WHAT YOU NEED TO DO: Wherever a line holds the string "time", copy that line.

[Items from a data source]

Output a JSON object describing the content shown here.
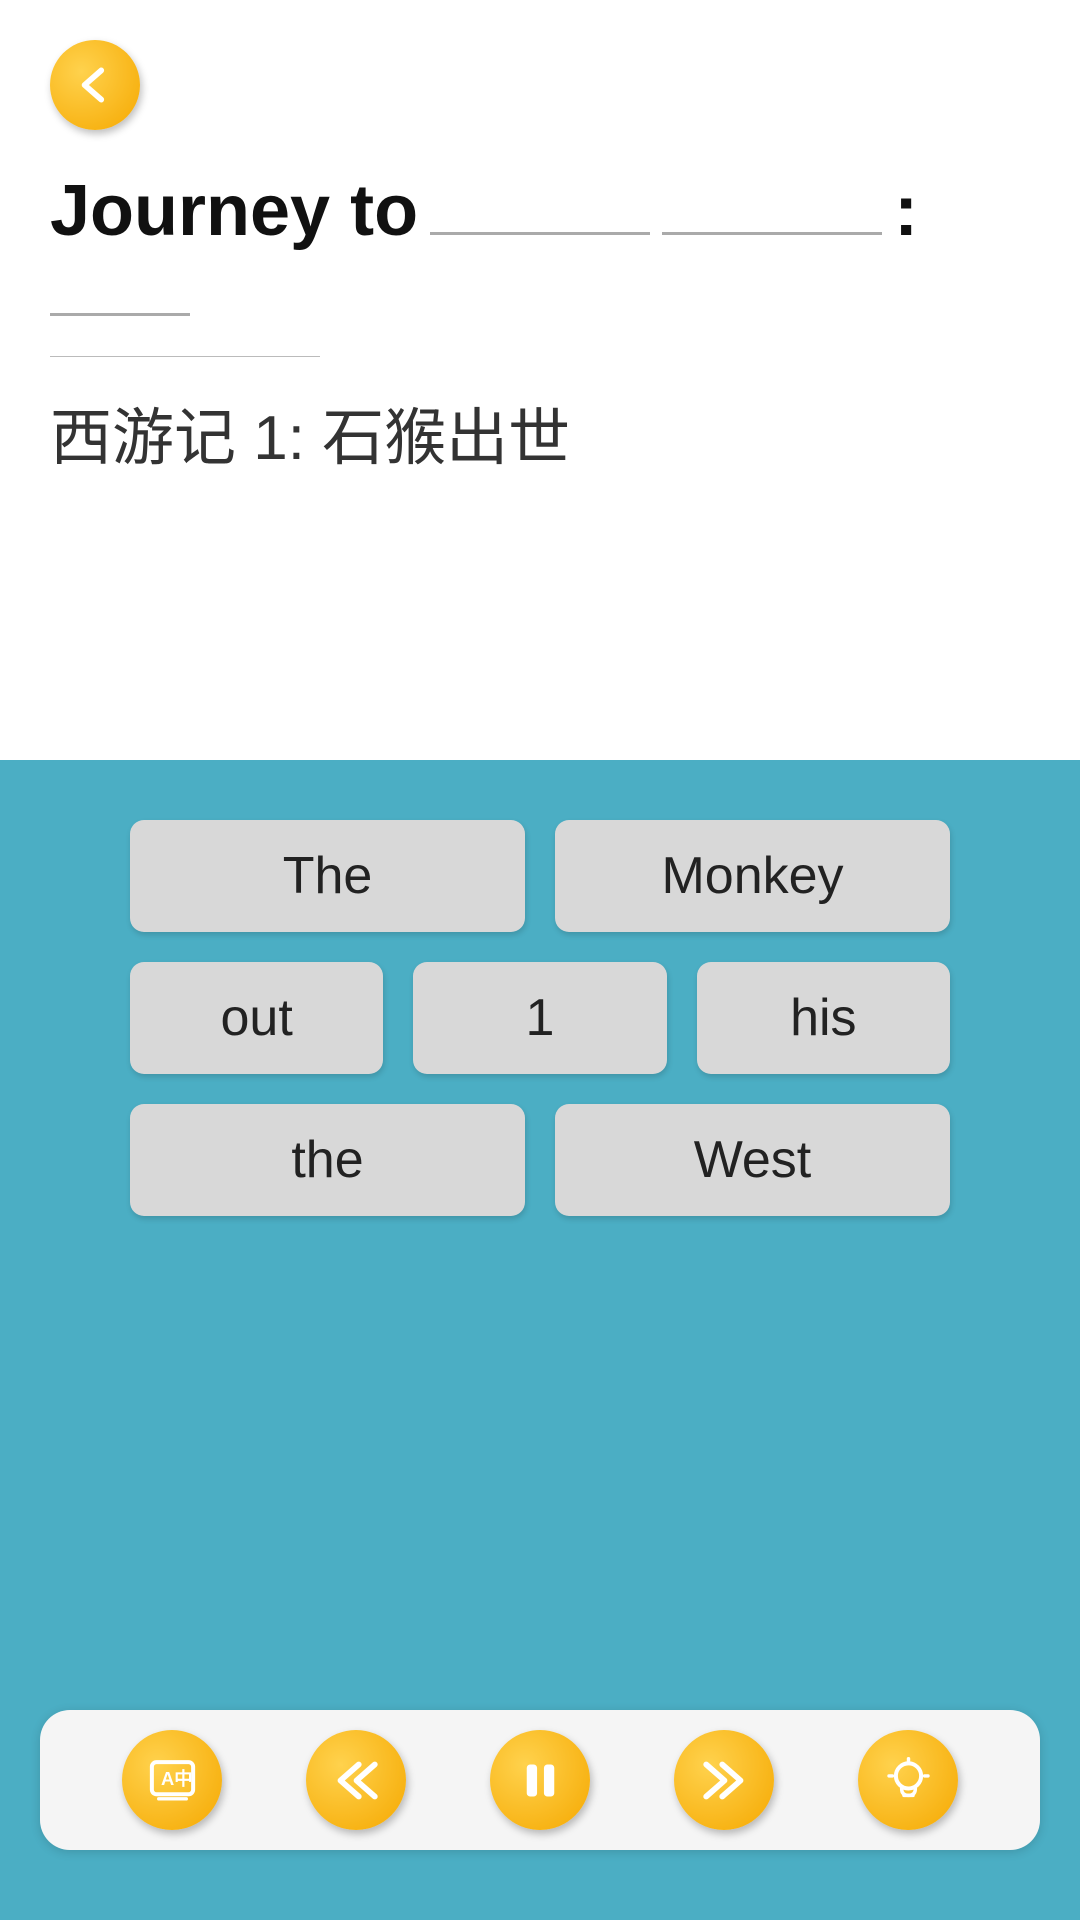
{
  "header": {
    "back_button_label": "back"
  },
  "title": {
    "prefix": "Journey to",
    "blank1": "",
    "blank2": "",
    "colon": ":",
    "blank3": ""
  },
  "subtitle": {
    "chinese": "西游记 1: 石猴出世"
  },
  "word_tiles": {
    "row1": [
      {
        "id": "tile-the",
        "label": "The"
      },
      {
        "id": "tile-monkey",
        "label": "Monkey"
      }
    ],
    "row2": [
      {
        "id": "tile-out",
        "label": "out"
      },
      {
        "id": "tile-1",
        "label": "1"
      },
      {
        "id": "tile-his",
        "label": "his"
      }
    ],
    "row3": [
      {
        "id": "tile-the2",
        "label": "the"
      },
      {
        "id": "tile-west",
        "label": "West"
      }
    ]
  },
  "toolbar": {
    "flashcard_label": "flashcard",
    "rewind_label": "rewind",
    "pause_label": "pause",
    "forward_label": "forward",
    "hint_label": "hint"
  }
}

...

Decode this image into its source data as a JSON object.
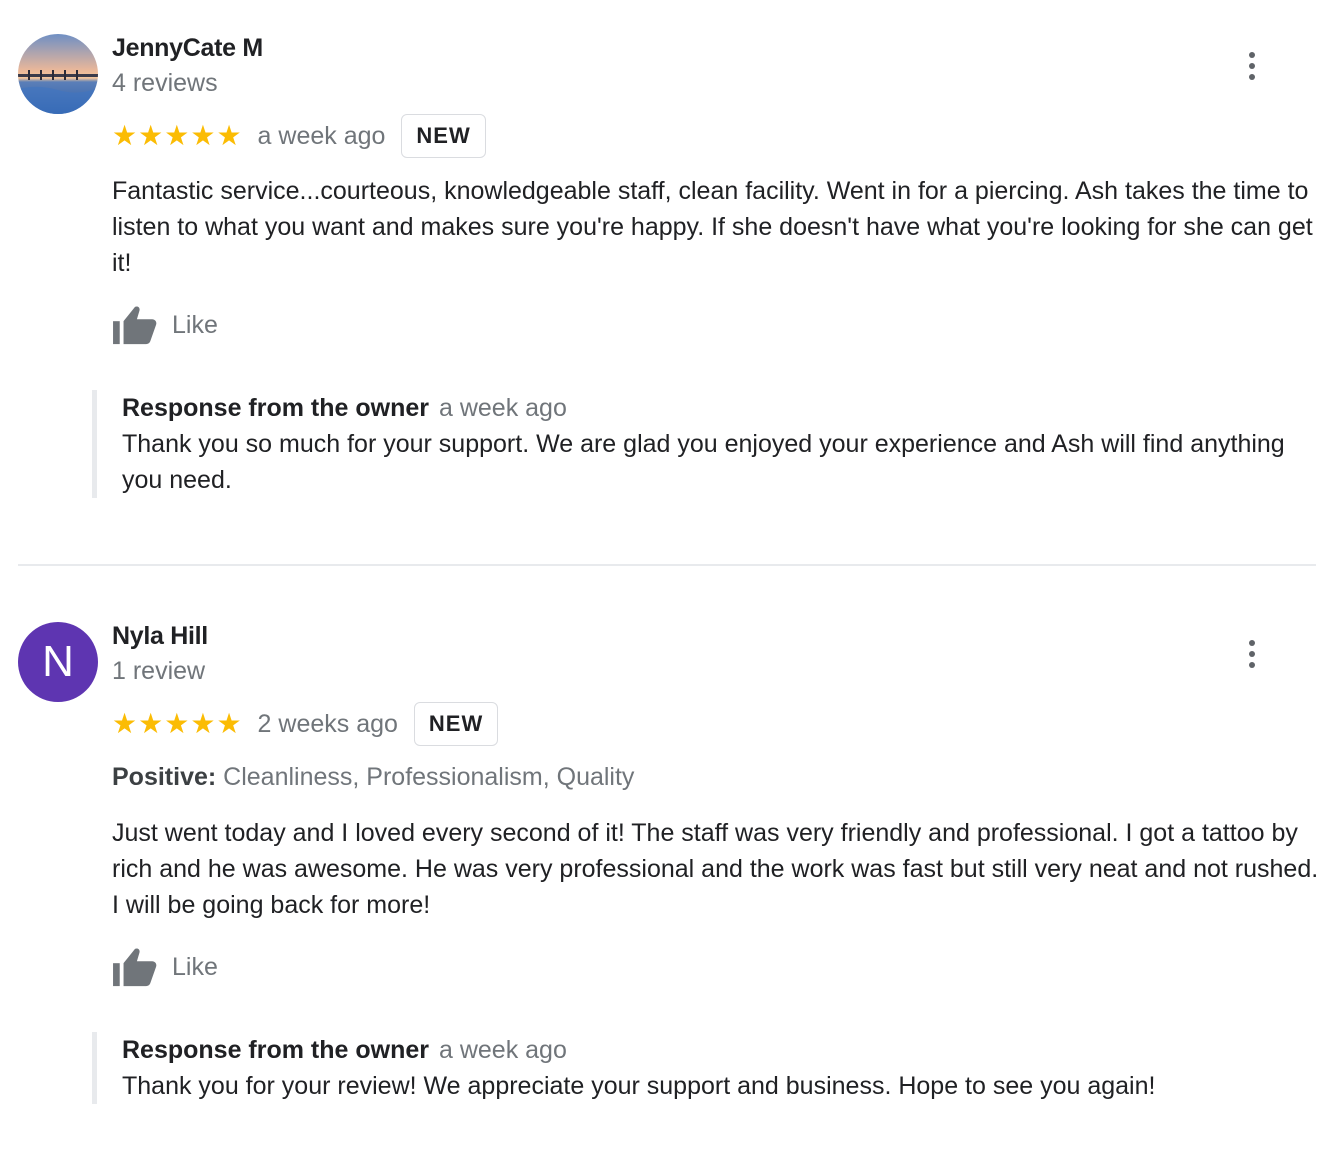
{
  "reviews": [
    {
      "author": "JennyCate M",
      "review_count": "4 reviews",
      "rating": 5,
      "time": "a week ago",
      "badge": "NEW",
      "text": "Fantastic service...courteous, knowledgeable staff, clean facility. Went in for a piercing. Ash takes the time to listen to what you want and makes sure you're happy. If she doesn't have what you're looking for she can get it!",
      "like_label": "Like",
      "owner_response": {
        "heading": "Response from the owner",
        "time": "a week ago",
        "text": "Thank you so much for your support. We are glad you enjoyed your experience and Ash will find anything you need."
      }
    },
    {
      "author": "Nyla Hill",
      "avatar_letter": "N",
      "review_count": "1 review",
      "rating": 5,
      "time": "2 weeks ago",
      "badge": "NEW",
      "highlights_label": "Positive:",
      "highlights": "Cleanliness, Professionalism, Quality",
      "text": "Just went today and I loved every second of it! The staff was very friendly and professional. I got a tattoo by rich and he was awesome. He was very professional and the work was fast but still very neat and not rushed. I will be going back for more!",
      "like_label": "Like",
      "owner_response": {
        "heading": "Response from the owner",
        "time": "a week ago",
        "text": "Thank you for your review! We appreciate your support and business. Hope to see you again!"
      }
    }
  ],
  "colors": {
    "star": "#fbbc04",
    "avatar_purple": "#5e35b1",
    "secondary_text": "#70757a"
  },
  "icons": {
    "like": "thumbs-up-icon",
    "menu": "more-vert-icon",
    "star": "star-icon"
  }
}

ANSWER TO THE TASK:
      "time": "a week ago",
      "text": "Fantastic service...courteous, knowledgeable staff, clean facility. Went in for a piercing. Ash takes the time to listen to what you want and makes sure you're happy. If she doesn't have what you're looking for she can get it!",
        "time": "a week ago",
      "time": "2 weeks ago",
        "time": "a week ago",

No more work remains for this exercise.